The problem. Make an exact copy of the lines below.

The data.
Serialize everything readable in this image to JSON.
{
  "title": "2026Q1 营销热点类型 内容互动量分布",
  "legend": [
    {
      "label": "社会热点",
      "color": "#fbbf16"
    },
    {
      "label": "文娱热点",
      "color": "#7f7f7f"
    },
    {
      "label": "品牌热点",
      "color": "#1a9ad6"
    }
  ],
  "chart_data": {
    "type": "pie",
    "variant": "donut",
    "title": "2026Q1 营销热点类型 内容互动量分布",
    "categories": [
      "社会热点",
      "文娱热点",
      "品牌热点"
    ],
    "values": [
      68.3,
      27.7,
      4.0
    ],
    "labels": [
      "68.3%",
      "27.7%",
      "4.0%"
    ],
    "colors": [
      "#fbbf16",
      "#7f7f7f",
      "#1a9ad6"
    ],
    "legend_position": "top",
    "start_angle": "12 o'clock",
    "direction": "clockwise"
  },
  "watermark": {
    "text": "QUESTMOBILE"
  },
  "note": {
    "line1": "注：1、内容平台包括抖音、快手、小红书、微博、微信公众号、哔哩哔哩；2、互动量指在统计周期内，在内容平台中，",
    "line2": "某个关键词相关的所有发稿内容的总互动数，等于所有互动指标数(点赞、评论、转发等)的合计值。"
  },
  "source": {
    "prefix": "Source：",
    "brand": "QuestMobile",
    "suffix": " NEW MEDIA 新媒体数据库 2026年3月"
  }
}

Reply.
Serialize everything readable in this image to JSON.
{
  "title": "2026Q1 营销热点类型 内容互动量分布",
  "legend": [
    {
      "label": "社会热点",
      "color": "#fbbf16"
    },
    {
      "label": "文娱热点",
      "color": "#7f7f7f"
    },
    {
      "label": "品牌热点",
      "color": "#1a9ad6"
    }
  ],
  "chart_data": {
    "type": "pie",
    "variant": "donut",
    "title": "2026Q1 营销热点类型 内容互动量分布",
    "categories": [
      "社会热点",
      "文娱热点",
      "品牌热点"
    ],
    "values": [
      68.3,
      27.7,
      4.0
    ],
    "labels": [
      "68.3%",
      "27.7%",
      "4.0%"
    ],
    "colors": [
      "#fbbf16",
      "#7f7f7f",
      "#1a9ad6"
    ],
    "legend_position": "top",
    "start_angle": "12 o'clock",
    "direction": "clockwise"
  },
  "watermark": {
    "text": "QUESTMOBILE"
  },
  "note": {
    "line1": "注：1、内容平台包括抖音、快手、小红书、微博、微信公众号、哔哩哔哩；2、互动量指在统计周期内，在内容平台中，",
    "line2": "某个关键词相关的所有发稿内容的总互动数，等于所有互动指标数(点赞、评论、转发等)的合计值。"
  },
  "source": {
    "prefix": "Source：",
    "brand": "QuestMobile",
    "suffix": " NEW MEDIA 新媒体数据库 2026年3月"
  }
}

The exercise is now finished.